Your answer should be only a number: how many lines include the word "title".

* * * *

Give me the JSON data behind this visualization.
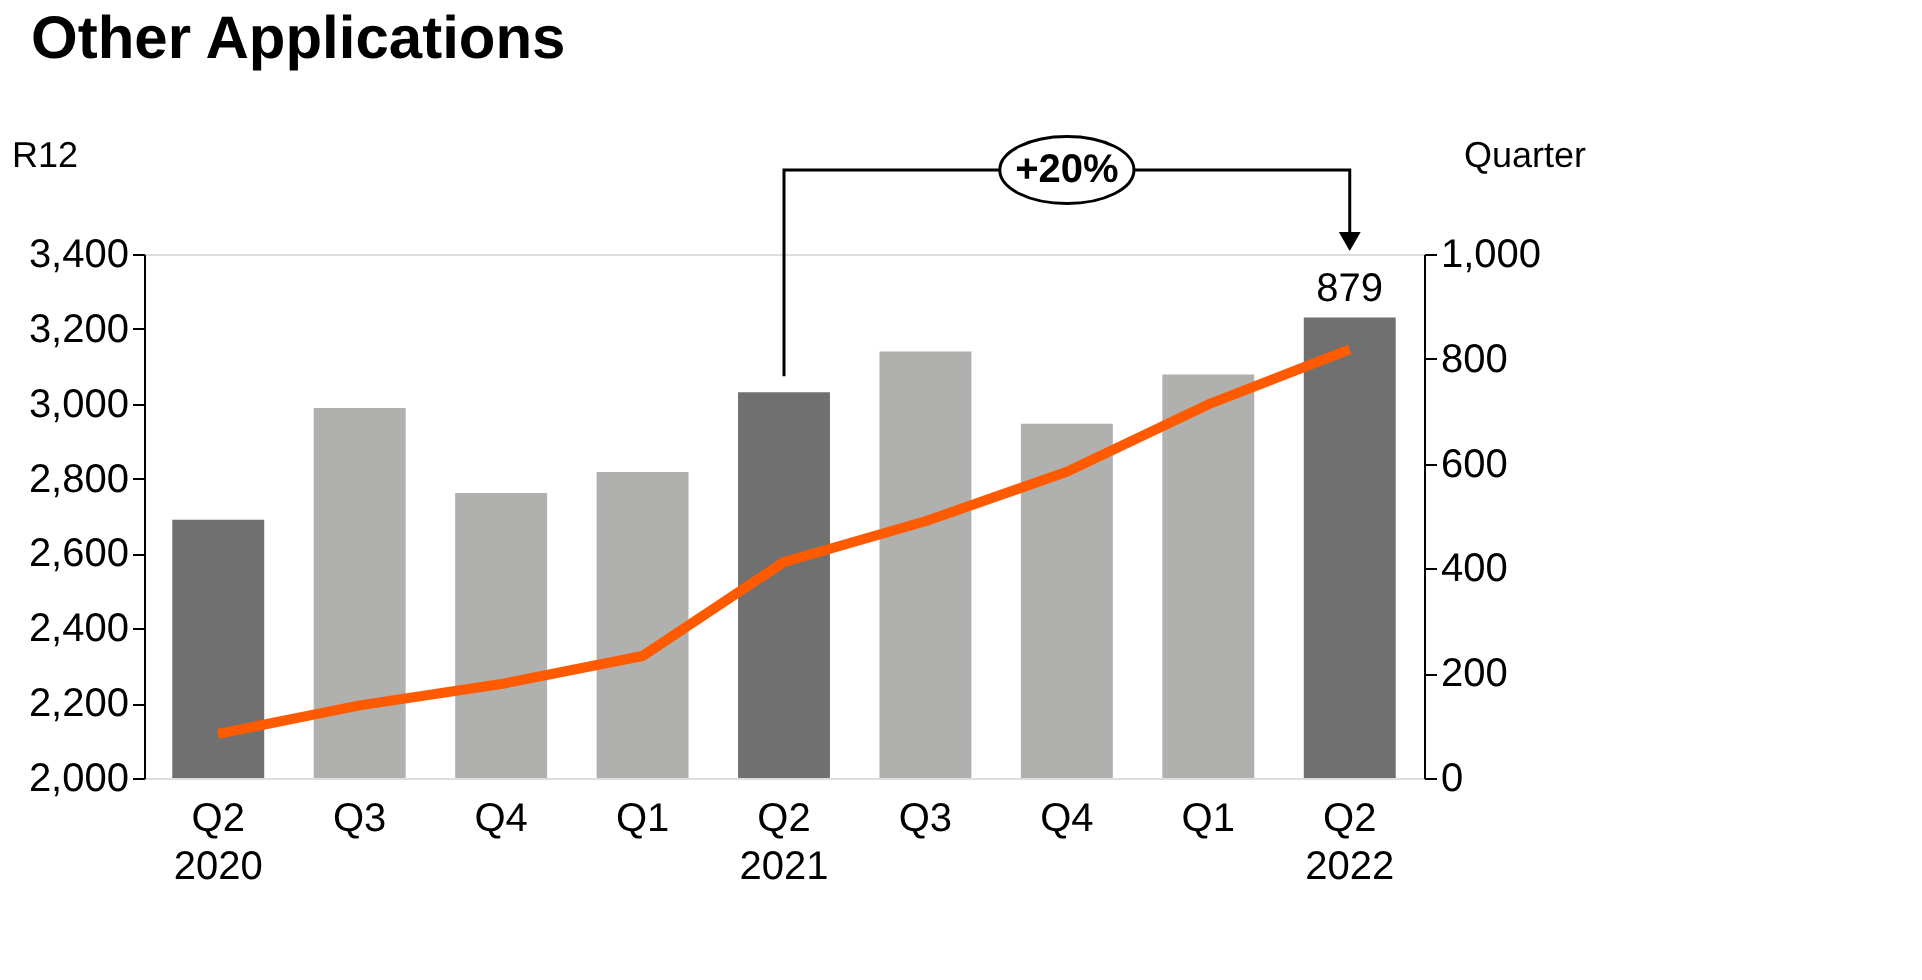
{
  "chart_data": {
    "type": "bar",
    "title": "Other Applications",
    "categories": [
      "Q2\n2020",
      "Q3",
      "Q4",
      "Q1",
      "Q2\n2021",
      "Q3",
      "Q4",
      "Q1",
      "Q2\n2022"
    ],
    "ylabel": "R12",
    "y2label": "Quarter",
    "ylim": [
      2000,
      3400
    ],
    "yticks": [
      {
        "value": 2000,
        "label": "2,000"
      },
      {
        "value": 2200,
        "label": "2,200"
      },
      {
        "value": 2400,
        "label": "2,400"
      },
      {
        "value": 2600,
        "label": "2,600"
      },
      {
        "value": 2800,
        "label": "2,800"
      },
      {
        "value": 3000,
        "label": "3,000"
      },
      {
        "value": 3200,
        "label": "3,200"
      },
      {
        "value": 3400,
        "label": "3,400"
      }
    ],
    "y2lim": [
      0,
      1000
    ],
    "y2ticks": [
      0,
      200,
      400,
      600,
      800,
      {
        "value": 1000,
        "label": "1,000"
      }
    ],
    "series": [
      {
        "axis": "y2",
        "colors": [
          "#6f706f",
          "#b0b1ae",
          "#b0b1ae",
          "#b0b1ae",
          "#6f706f",
          "#b0b1ae",
          "#b0b1ae",
          "#b0b1ae",
          "#6f706f"
        ],
        "values": [
          493,
          706,
          544,
          584,
          736,
          814,
          676,
          770,
          879
        ],
        "value_labels": [
          null,
          null,
          null,
          null,
          null,
          null,
          null,
          null,
          "879"
        ]
      },
      {
        "type": "line",
        "axis": "y",
        "color": "#ff5a00",
        "values": [
          2118,
          2194,
          2251,
          2326,
          2577,
          2686,
          2818,
          2998,
          3145
        ]
      }
    ],
    "annotations": [
      "+20%"
    ],
    "grid": false
  }
}
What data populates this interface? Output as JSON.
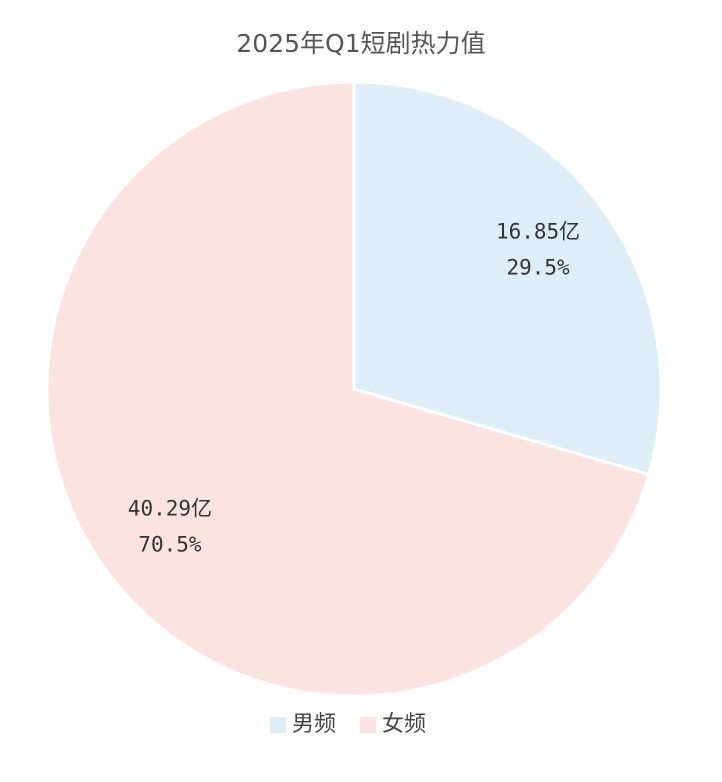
{
  "chart_data": {
    "type": "pie",
    "title": "2025年Q1短剧热力值",
    "categories": [
      "男频",
      "女频"
    ],
    "values": [
      16.85,
      40.29
    ],
    "value_labels": [
      "16.85亿",
      "40.29亿"
    ],
    "percents": [
      29.5,
      70.5
    ],
    "percent_labels": [
      "29.5%",
      "70.5%"
    ],
    "colors": [
      "#ddeef8",
      "#fbe3df"
    ],
    "legend": "bottom"
  }
}
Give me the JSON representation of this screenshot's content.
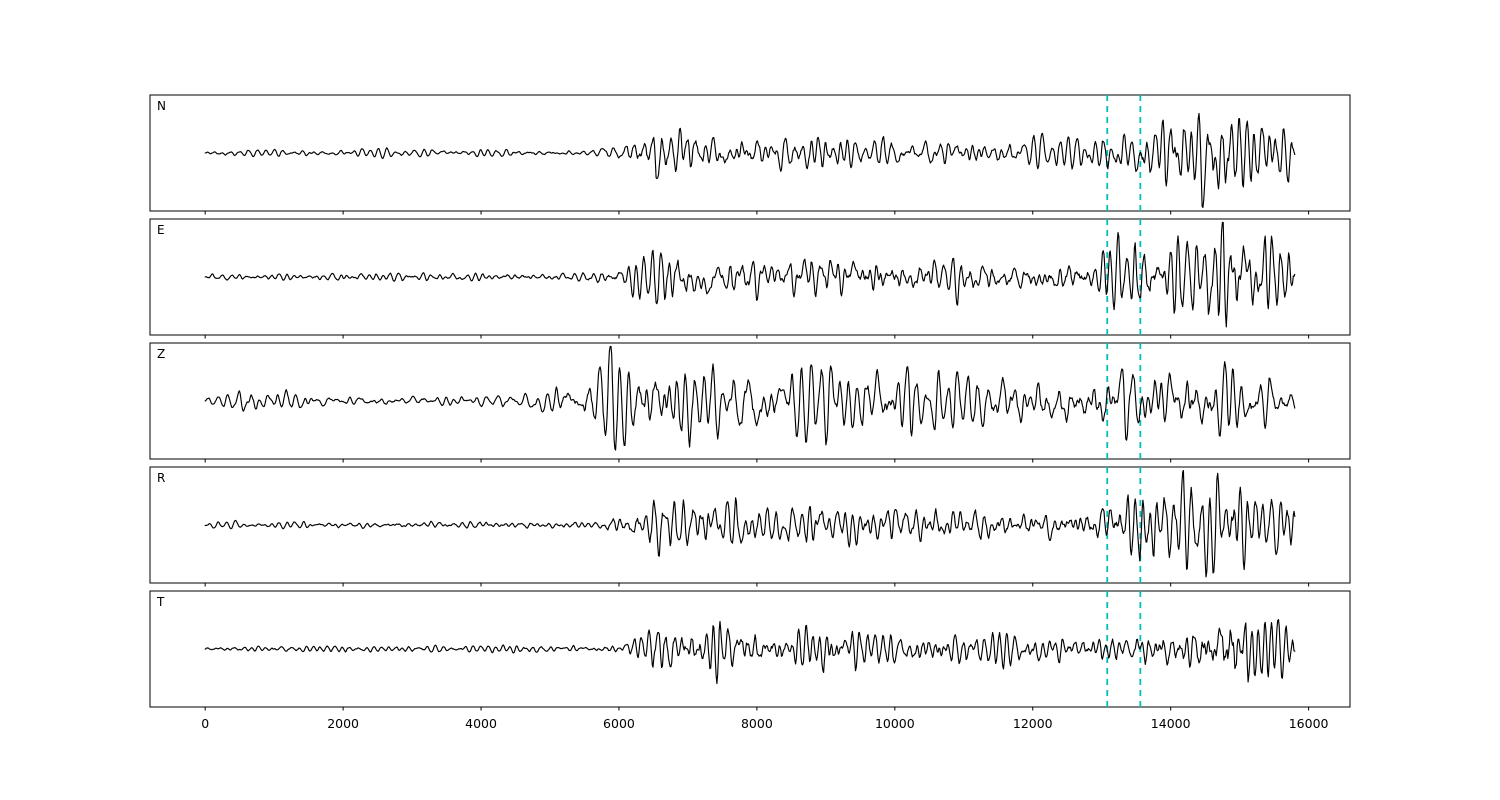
{
  "figure": {
    "background": "#ffffff",
    "border_color": "#000000"
  },
  "chart_data": {
    "type": "line",
    "chart_kind": "seismogram-multipanel",
    "title": "",
    "xlabel": "",
    "ylabel": "",
    "panels": [
      {
        "label": "N"
      },
      {
        "label": "E"
      },
      {
        "label": "Z"
      },
      {
        "label": "R"
      },
      {
        "label": "T"
      }
    ],
    "x_axis": {
      "xlim": [
        -800,
        16600
      ],
      "ticks": [
        0,
        2000,
        4000,
        6000,
        8000,
        10000,
        12000,
        14000,
        16000
      ],
      "tick_labels": [
        "0",
        "2000",
        "4000",
        "6000",
        "8000",
        "10000",
        "12000",
        "14000",
        "16000"
      ],
      "grid": false
    },
    "trace": {
      "color": "#000000",
      "x_start": 0,
      "x_end": 15800,
      "points_per_trace": 1400,
      "line_width": 1.15
    },
    "vlines": {
      "x": [
        13080,
        13560
      ],
      "color": "#00bfbf",
      "style": "dashed",
      "line_width": 1.8
    },
    "legend": {
      "visible": false
    },
    "waveform_synthesis": {
      "seed": 42,
      "ar_r": 0.93,
      "ar_thetas": [
        0.58,
        0.62,
        0.5,
        0.6,
        0.66
      ],
      "envelopes": {
        "N": [
          [
            0,
            0.06
          ],
          [
            5600,
            0.07
          ],
          [
            6000,
            0.15
          ],
          [
            6400,
            0.55
          ],
          [
            6700,
            0.65
          ],
          [
            7100,
            0.5
          ],
          [
            7600,
            0.38
          ],
          [
            8200,
            0.4
          ],
          [
            9000,
            0.35
          ],
          [
            10000,
            0.3
          ],
          [
            11000,
            0.28
          ],
          [
            12000,
            0.26
          ],
          [
            12800,
            0.28
          ],
          [
            13200,
            0.45
          ],
          [
            13600,
            0.7
          ],
          [
            14200,
            0.75
          ],
          [
            14800,
            1.0
          ],
          [
            15200,
            0.75
          ],
          [
            15500,
            0.6
          ],
          [
            15800,
            0.55
          ]
        ],
        "E": [
          [
            0,
            0.06
          ],
          [
            5400,
            0.08
          ],
          [
            6000,
            0.18
          ],
          [
            6500,
            0.5
          ],
          [
            7000,
            0.45
          ],
          [
            7600,
            0.48
          ],
          [
            8200,
            0.38
          ],
          [
            9000,
            0.45
          ],
          [
            9800,
            0.38
          ],
          [
            11000,
            0.32
          ],
          [
            12000,
            0.28
          ],
          [
            12900,
            0.38
          ],
          [
            13300,
            0.65
          ],
          [
            13800,
            0.55
          ],
          [
            14300,
            0.75
          ],
          [
            14800,
            0.95
          ],
          [
            15300,
            0.75
          ],
          [
            15800,
            0.6
          ]
        ],
        "Z": [
          [
            0,
            0.08
          ],
          [
            400,
            0.14
          ],
          [
            700,
            0.25
          ],
          [
            1200,
            0.17
          ],
          [
            2000,
            0.1
          ],
          [
            4200,
            0.11
          ],
          [
            5000,
            0.2
          ],
          [
            5600,
            0.5
          ],
          [
            5850,
            1.0
          ],
          [
            6100,
            0.8
          ],
          [
            6500,
            0.65
          ],
          [
            7000,
            0.7
          ],
          [
            8000,
            0.65
          ],
          [
            9000,
            0.7
          ],
          [
            10000,
            0.62
          ],
          [
            11000,
            0.55
          ],
          [
            12000,
            0.58
          ],
          [
            13000,
            0.6
          ],
          [
            13600,
            0.75
          ],
          [
            14500,
            0.68
          ],
          [
            15300,
            0.6
          ],
          [
            15800,
            0.42
          ]
        ],
        "R": [
          [
            0,
            0.05
          ],
          [
            5600,
            0.07
          ],
          [
            6200,
            0.25
          ],
          [
            6600,
            0.6
          ],
          [
            7000,
            0.55
          ],
          [
            7700,
            0.45
          ],
          [
            8300,
            0.38
          ],
          [
            9000,
            0.5
          ],
          [
            9600,
            0.38
          ],
          [
            10500,
            0.35
          ],
          [
            11500,
            0.3
          ],
          [
            12500,
            0.3
          ],
          [
            13100,
            0.45
          ],
          [
            13500,
            0.7
          ],
          [
            14000,
            0.8
          ],
          [
            14500,
            0.85
          ],
          [
            15000,
            0.7
          ],
          [
            15400,
            0.6
          ],
          [
            15800,
            0.55
          ]
        ],
        "T": [
          [
            0,
            0.05
          ],
          [
            6000,
            0.07
          ],
          [
            6400,
            0.38
          ],
          [
            6900,
            0.45
          ],
          [
            7500,
            0.5
          ],
          [
            8200,
            0.38
          ],
          [
            9000,
            0.45
          ],
          [
            9800,
            0.35
          ],
          [
            10800,
            0.3
          ],
          [
            11800,
            0.26
          ],
          [
            12800,
            0.24
          ],
          [
            13400,
            0.3
          ],
          [
            14000,
            0.38
          ],
          [
            14500,
            0.6
          ],
          [
            14900,
            1.0
          ],
          [
            15200,
            0.85
          ],
          [
            15500,
            0.55
          ],
          [
            15800,
            0.5
          ]
        ]
      }
    }
  }
}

* * * *

→ **FINISHED TASK**
3